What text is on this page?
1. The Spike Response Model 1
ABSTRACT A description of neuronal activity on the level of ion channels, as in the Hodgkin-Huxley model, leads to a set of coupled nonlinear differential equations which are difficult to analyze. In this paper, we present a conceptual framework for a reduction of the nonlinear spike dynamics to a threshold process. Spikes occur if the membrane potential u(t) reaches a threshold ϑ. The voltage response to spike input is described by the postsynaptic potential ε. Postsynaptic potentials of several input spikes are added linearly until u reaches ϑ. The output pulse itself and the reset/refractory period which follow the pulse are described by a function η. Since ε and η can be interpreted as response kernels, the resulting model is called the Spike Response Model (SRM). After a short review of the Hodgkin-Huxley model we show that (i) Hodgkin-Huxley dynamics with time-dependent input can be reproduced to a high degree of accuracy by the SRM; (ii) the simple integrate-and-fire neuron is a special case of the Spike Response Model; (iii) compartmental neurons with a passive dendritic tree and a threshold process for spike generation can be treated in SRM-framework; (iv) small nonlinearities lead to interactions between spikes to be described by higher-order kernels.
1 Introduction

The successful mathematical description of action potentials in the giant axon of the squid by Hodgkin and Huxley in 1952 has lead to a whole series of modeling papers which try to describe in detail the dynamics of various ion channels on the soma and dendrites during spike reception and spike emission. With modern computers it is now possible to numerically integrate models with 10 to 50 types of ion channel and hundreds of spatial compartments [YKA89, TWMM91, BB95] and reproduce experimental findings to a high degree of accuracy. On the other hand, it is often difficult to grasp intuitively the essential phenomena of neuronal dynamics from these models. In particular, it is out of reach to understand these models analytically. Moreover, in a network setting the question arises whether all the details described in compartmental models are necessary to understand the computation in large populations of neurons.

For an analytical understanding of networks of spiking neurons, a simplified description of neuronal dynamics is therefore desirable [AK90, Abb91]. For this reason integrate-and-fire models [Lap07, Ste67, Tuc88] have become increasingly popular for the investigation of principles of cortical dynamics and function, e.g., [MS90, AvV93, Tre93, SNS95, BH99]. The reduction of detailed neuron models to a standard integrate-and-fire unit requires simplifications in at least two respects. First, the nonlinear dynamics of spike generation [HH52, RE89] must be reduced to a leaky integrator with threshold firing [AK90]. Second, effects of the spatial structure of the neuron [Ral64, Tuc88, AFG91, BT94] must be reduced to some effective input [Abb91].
==*==
To do:
Your task is to repeat the data exactly; please include every line.

Finished exercise:
What text is on this page?
1. The Spike Response Model 1
ABSTRACT A description of neuronal activity on the level of ion channels, as in the Hodgkin-Huxley model, leads to a set of coupled nonlinear differential equations which are difficult to analyze. In this paper, we present a conceptual framework for a reduction of the nonlinear spike dynamics to a threshold process. Spikes occur if the membrane potential u(t) reaches a threshold ϑ. The voltage response to spike input is described by the postsynaptic potential ε. Postsynaptic potentials of several input spikes are added linearly until u reaches ϑ. The output pulse itself and the reset/refractory period which follow the pulse are described by a function η. Since ε and η can be interpreted as response kernels, the resulting model is called the Spike Response Model (SRM). After a short review of the Hodgkin-Huxley model we show that (i) Hodgkin-Huxley dynamics with time-dependent input can be reproduced to a high degree of accuracy by the SRM; (ii) the simple integrate-and-fire neuron is a special case of the Spike Response Model; (iii) compartmental neurons with a passive dendritic tree and a threshold process for spike generation can be treated in SRM-framework; (iv) small nonlinearities lead to interactions between spikes to be described by higher-order kernels.
1 Introduction

The successful mathematical description of action potentials in the giant axon of the squid by Hodgkin and Huxley in 1952 has lead to a whole series of modeling papers which try to describe in detail the dynamics of various ion channels on the soma and dendrites during spike reception and spike emission. With modern computers it is now possible to numerically integrate models with 10 to 50 types of ion channel and hundreds of spatial compartments [YKA89, TWMM91, BB95] and reproduce experimental findings to a high degree of accuracy. On the other hand, it is often difficult to grasp intuitively the essential phenomena of neuronal dynamics from these models. In particular, it is out of reach to understand these models analytically. Moreover, in a network setting the question arises whether all the details described in compartmental models are necessary to understand the computation in large populations of neurons.

For an analytical understanding of networks of spiking neurons, a simplified description of neuronal dynamics is therefore desirable [AK90, Abb91]. For this reason integrate-and-fire models [Lap07, Ste67, Tuc88] have become increasingly popular for the investigation of principles of cortical dynamics and function, e.g., [MS90, AvV93, Tre93, SNS95, BH99]. The reduction of detailed neuron models to a standard integrate-and-fire unit requires simplifications in at least two respects. First, the nonlinear dynamics of spike generation [HH52, RE89] must be reduced to a leaky integrator with threshold firing [AK90]. Second, effects of the spatial structure of the neuron [Ral64, Tuc88, AFG91, BT94] must be reduced to some effective input [Abb91].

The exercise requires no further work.